Every entry below should be printed exactly, without its images.

— START Records —

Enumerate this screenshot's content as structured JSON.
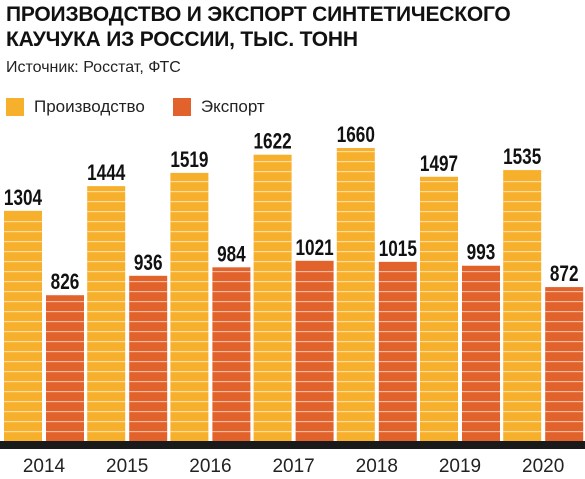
{
  "title_line1": "ПРОИЗВОДСТВО И ЭКСПОРТ СИНТЕТИЧЕСКОГО",
  "title_line2": "КАУЧУКА ИЗ РОССИИ, ТЫС. ТОНН",
  "source": "Источник: Росстат, ФТС",
  "legend": {
    "production": "Производство",
    "export": "Экспорт"
  },
  "colors": {
    "production": "#f7b02c",
    "export": "#e2622b",
    "baseline": "#1a1a1a"
  },
  "chart_data": {
    "type": "bar",
    "title": "ПРОИЗВОДСТВО И ЭКСПОРТ СИНТЕТИЧЕСКОГО КАУЧУКА ИЗ РОССИИ, ТЫС. ТОНН",
    "categories": [
      "2014",
      "2015",
      "2016",
      "2017",
      "2018",
      "2019",
      "2020"
    ],
    "series": [
      {
        "name": "Производство",
        "values": [
          1304,
          1444,
          1519,
          1622,
          1660,
          1497,
          1535
        ]
      },
      {
        "name": "Экспорт",
        "values": [
          826,
          936,
          984,
          1021,
          1015,
          993,
          872
        ]
      }
    ],
    "ylim": [
      0,
      1660
    ],
    "grid": false,
    "legend_position": "top-left",
    "data_labels": true
  }
}
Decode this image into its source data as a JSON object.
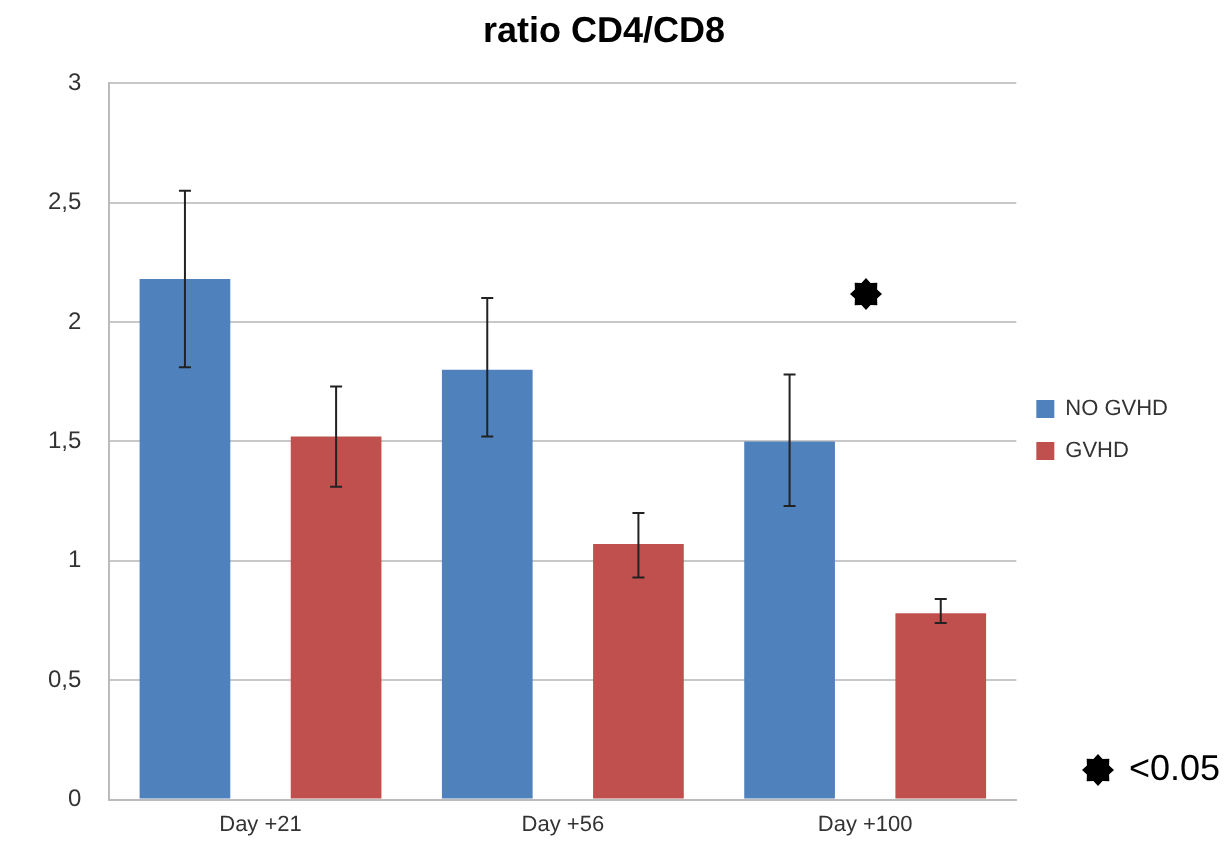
{
  "chart_data": {
    "type": "bar",
    "title": "ratio CD4/CD8",
    "categories": [
      "Day +21",
      "Day +56",
      "Day +100"
    ],
    "series": [
      {
        "name": "NO GVHD",
        "color": "#4f81bd",
        "values": [
          2.18,
          1.8,
          1.5
        ],
        "errors": [
          [
            1.81,
            2.55
          ],
          [
            1.52,
            2.1
          ],
          [
            1.23,
            1.78
          ]
        ]
      },
      {
        "name": "GVHD",
        "color": "#c0504d",
        "values": [
          1.52,
          1.07,
          0.78
        ],
        "errors": [
          [
            1.31,
            1.73
          ],
          [
            0.93,
            1.2
          ],
          [
            0.74,
            0.84
          ]
        ]
      }
    ],
    "ylim": [
      0,
      3
    ],
    "yticks": [
      {
        "value": 0,
        "label": "0"
      },
      {
        "value": 0.5,
        "label": "0,5"
      },
      {
        "value": 1,
        "label": "1"
      },
      {
        "value": 1.5,
        "label": "1,5"
      },
      {
        "value": 2,
        "label": "2"
      },
      {
        "value": 2.5,
        "label": "2,5"
      },
      {
        "value": 3,
        "label": "3"
      }
    ],
    "grid": "y",
    "legend": "right",
    "annotations": [
      "<0.05"
    ]
  }
}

— END Records —

Task result ::
Enumerate this screenshot's content as structured JSON.
{
  "title_line1": "ПРОИЗВОДСТВО И ЭКСПОРТ СИНТЕТИЧЕСКОГО",
  "title_line2": "КАУЧУКА ИЗ РОССИИ, ТЫС. ТОНН",
  "source": "Источник: Росстат, ФТС",
  "legend": {
    "production": "Производство",
    "export": "Экспорт"
  },
  "colors": {
    "production": "#f7b02c",
    "export": "#e2622b",
    "baseline": "#1a1a1a"
  },
  "chart_data": {
    "type": "bar",
    "title": "ПРОИЗВОДСТВО И ЭКСПОРТ СИНТЕТИЧЕСКОГО КАУЧУКА ИЗ РОССИИ, ТЫС. ТОНН",
    "categories": [
      "2014",
      "2015",
      "2016",
      "2017",
      "2018",
      "2019",
      "2020"
    ],
    "series": [
      {
        "name": "Производство",
        "values": [
          1304,
          1444,
          1519,
          1622,
          1660,
          1497,
          1535
        ]
      },
      {
        "name": "Экспорт",
        "values": [
          826,
          936,
          984,
          1021,
          1015,
          993,
          872
        ]
      }
    ],
    "ylim": [
      0,
      1660
    ],
    "grid": false,
    "legend_position": "top-left",
    "data_labels": true
  }
}
Decode this image into its source data as a JSON object.
{
  "chart_data": {
    "type": "bar",
    "title": "ratio CD4/CD8",
    "categories": [
      "Day +21",
      "Day +56",
      "Day +100"
    ],
    "series": [
      {
        "name": "NO GVHD",
        "color": "#4f81bd",
        "values": [
          2.18,
          1.8,
          1.5
        ],
        "errors": [
          [
            1.81,
            2.55
          ],
          [
            1.52,
            2.1
          ],
          [
            1.23,
            1.78
          ]
        ]
      },
      {
        "name": "GVHD",
        "color": "#c0504d",
        "values": [
          1.52,
          1.07,
          0.78
        ],
        "errors": [
          [
            1.31,
            1.73
          ],
          [
            0.93,
            1.2
          ],
          [
            0.74,
            0.84
          ]
        ]
      }
    ],
    "ylim": [
      0,
      3
    ],
    "yticks": [
      {
        "value": 0,
        "label": "0"
      },
      {
        "value": 0.5,
        "label": "0,5"
      },
      {
        "value": 1,
        "label": "1"
      },
      {
        "value": 1.5,
        "label": "1,5"
      },
      {
        "value": 2,
        "label": "2"
      },
      {
        "value": 2.5,
        "label": "2,5"
      },
      {
        "value": 3,
        "label": "3"
      }
    ],
    "grid": "y",
    "legend": "right",
    "annotations": [
      "<0.05"
    ]
  }
}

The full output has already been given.